Element location data
^^^^
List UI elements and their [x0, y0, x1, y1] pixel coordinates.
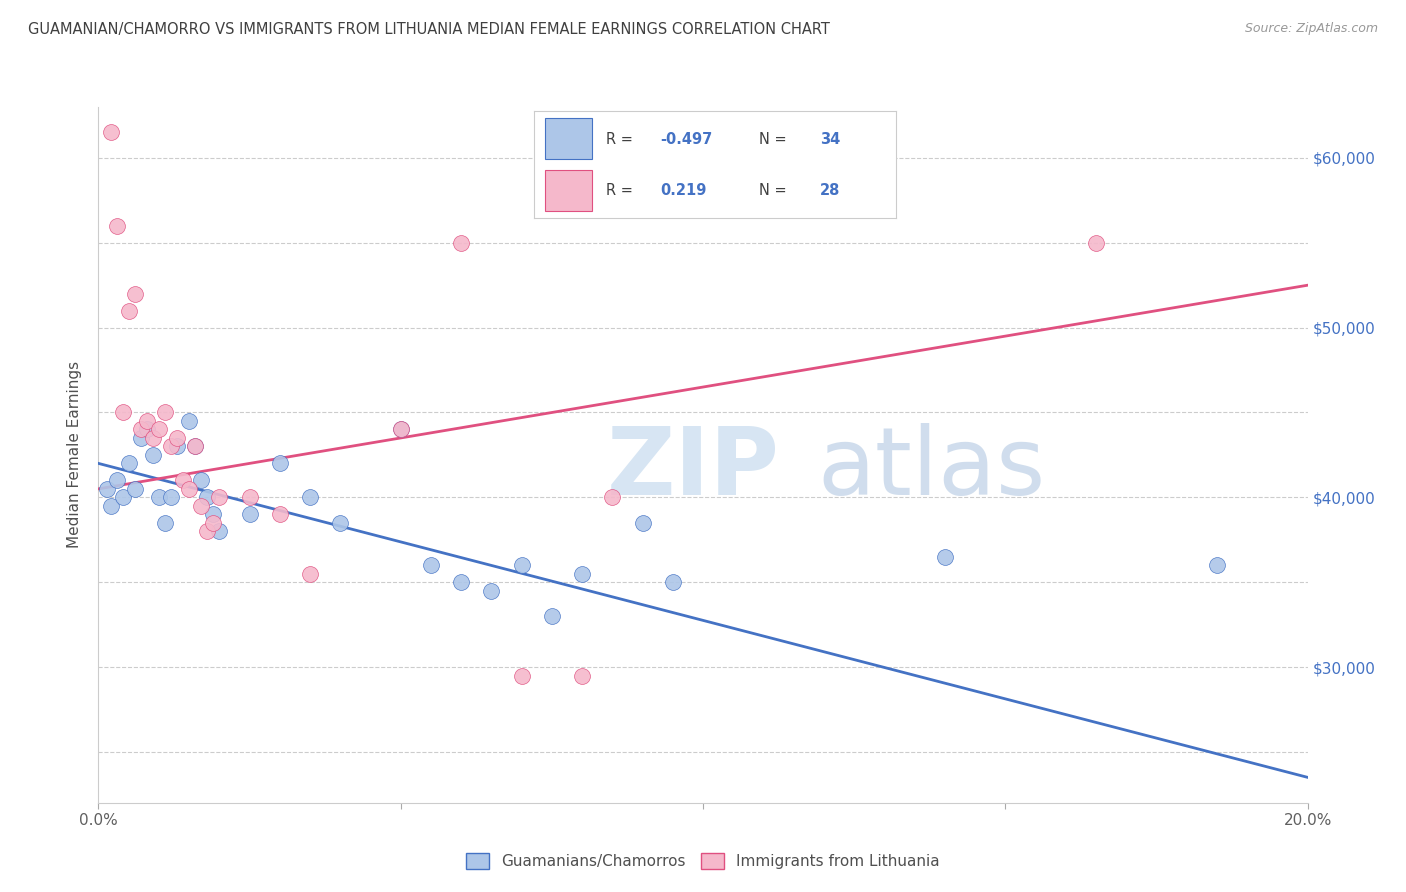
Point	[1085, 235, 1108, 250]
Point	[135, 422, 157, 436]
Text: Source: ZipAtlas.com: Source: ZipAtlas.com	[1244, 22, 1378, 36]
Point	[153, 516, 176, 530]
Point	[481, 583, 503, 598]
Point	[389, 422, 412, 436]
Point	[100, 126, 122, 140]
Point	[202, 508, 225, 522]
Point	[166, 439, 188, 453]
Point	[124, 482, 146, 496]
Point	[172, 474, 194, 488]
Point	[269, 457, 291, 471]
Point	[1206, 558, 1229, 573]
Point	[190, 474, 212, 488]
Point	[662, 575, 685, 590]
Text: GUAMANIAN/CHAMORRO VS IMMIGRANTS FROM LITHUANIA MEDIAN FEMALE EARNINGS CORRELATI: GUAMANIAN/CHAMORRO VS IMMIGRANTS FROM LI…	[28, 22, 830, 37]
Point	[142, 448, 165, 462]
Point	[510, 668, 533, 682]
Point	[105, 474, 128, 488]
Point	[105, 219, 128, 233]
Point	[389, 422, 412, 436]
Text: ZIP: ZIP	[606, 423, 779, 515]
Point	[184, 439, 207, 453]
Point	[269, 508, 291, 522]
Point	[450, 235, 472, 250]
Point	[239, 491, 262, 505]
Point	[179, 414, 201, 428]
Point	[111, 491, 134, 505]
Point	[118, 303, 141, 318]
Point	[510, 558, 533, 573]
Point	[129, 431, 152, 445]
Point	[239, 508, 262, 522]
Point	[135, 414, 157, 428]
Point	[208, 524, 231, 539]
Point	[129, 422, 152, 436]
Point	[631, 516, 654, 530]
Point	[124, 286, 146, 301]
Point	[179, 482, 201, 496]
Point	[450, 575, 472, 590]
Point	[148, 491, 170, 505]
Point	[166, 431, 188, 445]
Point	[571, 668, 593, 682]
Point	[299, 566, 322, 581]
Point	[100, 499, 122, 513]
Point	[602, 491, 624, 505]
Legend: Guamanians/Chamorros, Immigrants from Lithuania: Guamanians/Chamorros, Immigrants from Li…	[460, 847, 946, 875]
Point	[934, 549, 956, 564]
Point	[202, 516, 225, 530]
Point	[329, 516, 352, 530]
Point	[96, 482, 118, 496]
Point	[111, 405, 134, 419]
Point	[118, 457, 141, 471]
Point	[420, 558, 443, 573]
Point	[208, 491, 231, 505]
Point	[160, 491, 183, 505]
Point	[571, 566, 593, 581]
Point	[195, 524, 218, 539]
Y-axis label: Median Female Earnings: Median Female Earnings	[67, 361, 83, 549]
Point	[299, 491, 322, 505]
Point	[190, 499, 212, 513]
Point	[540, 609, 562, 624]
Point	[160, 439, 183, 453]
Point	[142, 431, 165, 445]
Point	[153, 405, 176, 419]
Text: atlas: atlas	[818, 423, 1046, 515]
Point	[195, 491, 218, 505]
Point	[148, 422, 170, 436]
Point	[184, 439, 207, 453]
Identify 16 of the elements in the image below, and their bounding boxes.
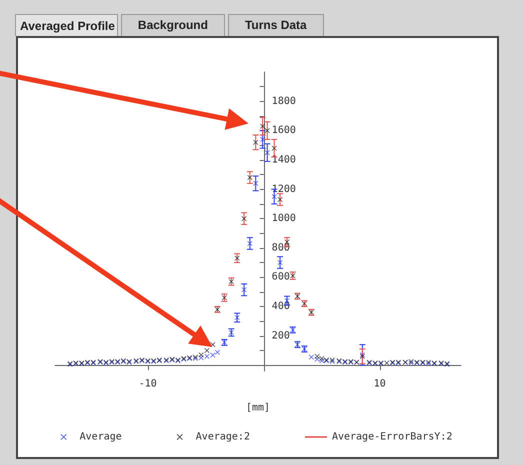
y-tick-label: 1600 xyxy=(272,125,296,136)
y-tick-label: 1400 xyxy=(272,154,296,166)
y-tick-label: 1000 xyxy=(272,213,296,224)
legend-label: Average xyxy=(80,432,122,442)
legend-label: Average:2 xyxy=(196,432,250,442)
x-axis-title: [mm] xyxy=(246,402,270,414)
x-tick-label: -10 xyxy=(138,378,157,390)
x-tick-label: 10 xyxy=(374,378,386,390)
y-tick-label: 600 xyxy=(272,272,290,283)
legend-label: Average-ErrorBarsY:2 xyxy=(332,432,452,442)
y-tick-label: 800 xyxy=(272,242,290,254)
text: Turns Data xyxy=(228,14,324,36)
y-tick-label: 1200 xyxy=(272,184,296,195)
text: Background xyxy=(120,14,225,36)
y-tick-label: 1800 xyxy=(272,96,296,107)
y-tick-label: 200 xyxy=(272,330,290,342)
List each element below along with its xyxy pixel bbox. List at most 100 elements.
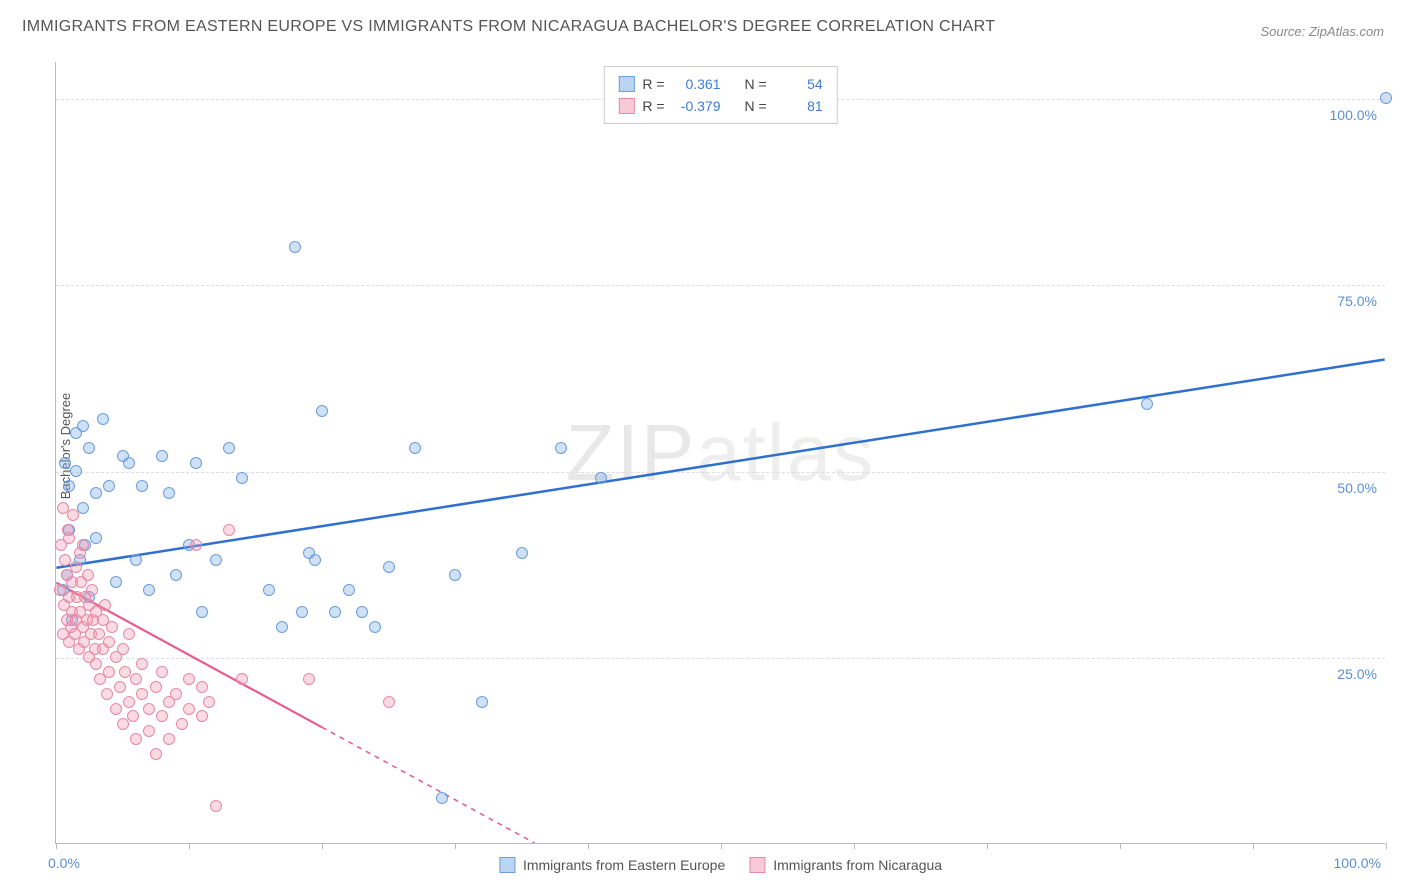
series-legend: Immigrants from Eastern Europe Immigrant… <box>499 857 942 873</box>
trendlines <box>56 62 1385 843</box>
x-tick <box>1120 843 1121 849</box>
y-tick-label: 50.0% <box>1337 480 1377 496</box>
^^^^
PROBLEM REQUIREMENTS:
Put every line of the listing above into a numbered list, omitting blank lines and the picture placeholders.

FINISHED TASK:
1. List UI elements and their [x0, y0, x1, y1] pixel coordinates.
2. Point	[1085, 235, 1108, 250]
3. Point	[135, 422, 157, 436]
4. Text: Source: ZipAtlas.com: Source: ZipAtlas.com	[1244, 22, 1378, 36]
5. Point	[153, 516, 176, 530]
6. Point	[481, 583, 503, 598]
7. Point	[389, 422, 412, 436]
8. Point	[100, 126, 122, 140]
9. Point	[202, 508, 225, 522]
10. Point	[166, 439, 188, 453]
11. Point	[124, 482, 146, 496]
12. Point	[172, 474, 194, 488]
13. Point	[269, 457, 291, 471]
14. Point	[1206, 558, 1229, 573]
15. Point	[190, 474, 212, 488]
16. Point	[662, 575, 685, 590]
17. Text: GUAMANIAN/CHAMORRO VS IMMIGRANTS FROM LITHUANIA MEDIAN FEMALE EARNINGS CORRELATI: GUAMANIAN/CHAMORRO VS IMMIGRANTS FROM LI…	[28, 22, 830, 37]
18. Point	[142, 448, 165, 462]
19. Point	[510, 668, 533, 682]
20. Point	[105, 474, 128, 488]
21. Point	[105, 219, 128, 233]
22. Point	[389, 422, 412, 436]
23. Text: ZIP: ZIP	[606, 423, 779, 515]
24. Point	[184, 439, 207, 453]
25. Point	[269, 508, 291, 522]
26. Point	[450, 235, 472, 250]
27. Point	[239, 491, 262, 505]
28. Point	[179, 414, 201, 428]
29. Point	[111, 491, 134, 505]
30. Point	[118, 303, 141, 318]
31. Point	[510, 558, 533, 573]
32. Point	[129, 431, 152, 445]
33. Point	[239, 508, 262, 522]
34. Point	[135, 414, 157, 428]
35. Point	[208, 524, 231, 539]
36. Point	[129, 422, 152, 436]
37. Point	[631, 516, 654, 530]
38. Point	[124, 286, 146, 301]
39. Point	[179, 482, 201, 496]
40. Point	[450, 575, 472, 590]
41. Point	[148, 491, 170, 505]
42. Point	[166, 431, 188, 445]
43. Point	[571, 668, 593, 682]
44. Point	[299, 566, 322, 581]
45. Point	[100, 499, 122, 513]
46. Point	[602, 491, 624, 505]
47. Legend: Guamanians/Chamorros, Immigrants from Lithuania: Guamanians/Chamorros, Immigrants from Li…	[460, 847, 946, 875]
48. Point	[934, 549, 956, 564]
49. Point	[202, 516, 225, 530]
50. Point	[329, 516, 352, 530]
51. Point	[96, 482, 118, 496]
52. Point	[111, 405, 134, 419]
53. Point	[118, 457, 141, 471]
54. Point	[420, 558, 443, 573]
55. Point	[208, 491, 231, 505]
56. Point	[160, 491, 183, 505]
57. Point	[571, 566, 593, 581]
58. Point	[195, 524, 218, 539]
59. Y-axis label: Median Female Earnings: Median Female Earnings	[67, 361, 83, 549]
60. Point	[299, 491, 322, 505]
61. Point	[190, 499, 212, 513]
62. Point	[540, 609, 562, 624]
63. Point	[160, 439, 183, 453]
64. Point	[142, 431, 165, 445]
65. Point	[153, 405, 176, 419]
66. Text: atlas: atlas	[818, 423, 1046, 515]
67. Point	[195, 491, 218, 505]
68. Point	[148, 422, 170, 436]
69. Point	[184, 439, 207, 453]
70. Identify 16 of the elements in the image below, and their bounding boxes.
71. y-tick-label: 1600 xyxy=(272,125,296,136)
72. y-tick-label: 1400 xyxy=(272,154,296,166)
73. y-tick-label: 1000 xyxy=(272,213,296,224)
74. legend-label: Average xyxy=(80,432,122,442)
75. legend-label: Average:2 xyxy=(196,432,250,442)
76. x-axis-title: [mm] xyxy=(246,402,270,414)
77. x-tick-label: -10 xyxy=(138,378,157,390)
78. x-tick-label: 10 xyxy=(374,378,386,390)
79. y-tick-label: 600 xyxy=(272,272,290,283)
80. legend-label: Average-ErrorBarsY:2 xyxy=(332,432,452,442)
81. y-tick-label: 800 xyxy=(272,242,290,254)
82. text: Turns Data xyxy=(228,14,324,36)
83. y-tick-label: 1200 xyxy=(272,184,296,195)
84. text: Background xyxy=(120,14,225,36)
85. y-tick-label: 1800 xyxy=(272,96,296,107)
86. y-tick-label: 200 xyxy=(272,330,290,342)
87. List each element below along with its xyxy pixel bbox. List at most 100 elements.
88. series-legend: Immigrants from Eastern Europe Immigrant… <box>499 857 942 873</box>
89. trendlines <box>56 62 1385 843</box>
90. x-tick <box>1120 843 1121 849</box>
91. y-tick-label: 50.0% <box>1337 480 1377 496</box>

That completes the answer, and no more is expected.